START

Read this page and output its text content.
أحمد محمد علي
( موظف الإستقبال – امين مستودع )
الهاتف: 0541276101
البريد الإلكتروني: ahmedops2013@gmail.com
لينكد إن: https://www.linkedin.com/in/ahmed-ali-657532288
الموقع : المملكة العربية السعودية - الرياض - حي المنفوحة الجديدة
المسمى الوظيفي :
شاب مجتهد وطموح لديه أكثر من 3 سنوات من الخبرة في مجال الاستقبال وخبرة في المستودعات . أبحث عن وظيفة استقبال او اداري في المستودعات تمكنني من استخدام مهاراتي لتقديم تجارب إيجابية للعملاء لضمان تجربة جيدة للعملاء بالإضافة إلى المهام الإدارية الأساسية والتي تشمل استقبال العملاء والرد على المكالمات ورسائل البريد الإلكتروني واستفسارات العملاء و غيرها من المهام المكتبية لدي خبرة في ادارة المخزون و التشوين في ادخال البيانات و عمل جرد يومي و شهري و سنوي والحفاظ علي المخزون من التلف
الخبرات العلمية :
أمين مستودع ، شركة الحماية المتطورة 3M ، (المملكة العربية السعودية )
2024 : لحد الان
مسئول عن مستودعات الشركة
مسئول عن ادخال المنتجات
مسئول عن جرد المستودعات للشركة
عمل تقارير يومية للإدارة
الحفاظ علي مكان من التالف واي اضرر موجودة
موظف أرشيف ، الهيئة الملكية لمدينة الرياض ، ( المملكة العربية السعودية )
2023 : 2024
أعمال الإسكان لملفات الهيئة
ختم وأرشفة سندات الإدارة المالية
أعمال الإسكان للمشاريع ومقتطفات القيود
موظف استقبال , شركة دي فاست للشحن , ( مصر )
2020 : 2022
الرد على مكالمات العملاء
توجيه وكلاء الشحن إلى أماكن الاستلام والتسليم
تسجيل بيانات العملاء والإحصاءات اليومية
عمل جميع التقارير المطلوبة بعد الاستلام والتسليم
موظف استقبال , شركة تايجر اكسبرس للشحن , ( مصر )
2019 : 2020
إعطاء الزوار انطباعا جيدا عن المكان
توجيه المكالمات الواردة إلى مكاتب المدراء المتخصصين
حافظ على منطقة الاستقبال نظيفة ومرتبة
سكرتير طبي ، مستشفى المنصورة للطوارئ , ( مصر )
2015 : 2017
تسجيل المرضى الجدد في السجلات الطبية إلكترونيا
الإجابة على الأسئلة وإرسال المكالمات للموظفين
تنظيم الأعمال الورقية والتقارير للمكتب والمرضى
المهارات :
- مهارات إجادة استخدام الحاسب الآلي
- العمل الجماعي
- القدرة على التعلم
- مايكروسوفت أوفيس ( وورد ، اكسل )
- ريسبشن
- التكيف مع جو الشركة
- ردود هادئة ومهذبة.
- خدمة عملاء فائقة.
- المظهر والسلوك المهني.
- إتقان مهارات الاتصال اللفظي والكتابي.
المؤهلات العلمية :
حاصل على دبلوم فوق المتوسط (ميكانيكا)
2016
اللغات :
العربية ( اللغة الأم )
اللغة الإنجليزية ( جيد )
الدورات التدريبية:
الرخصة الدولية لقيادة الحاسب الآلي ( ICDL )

END

Task instructions:
Of the lines above, how many include the word "مسئول"? Reply with the number alone.

Finished exercise:
3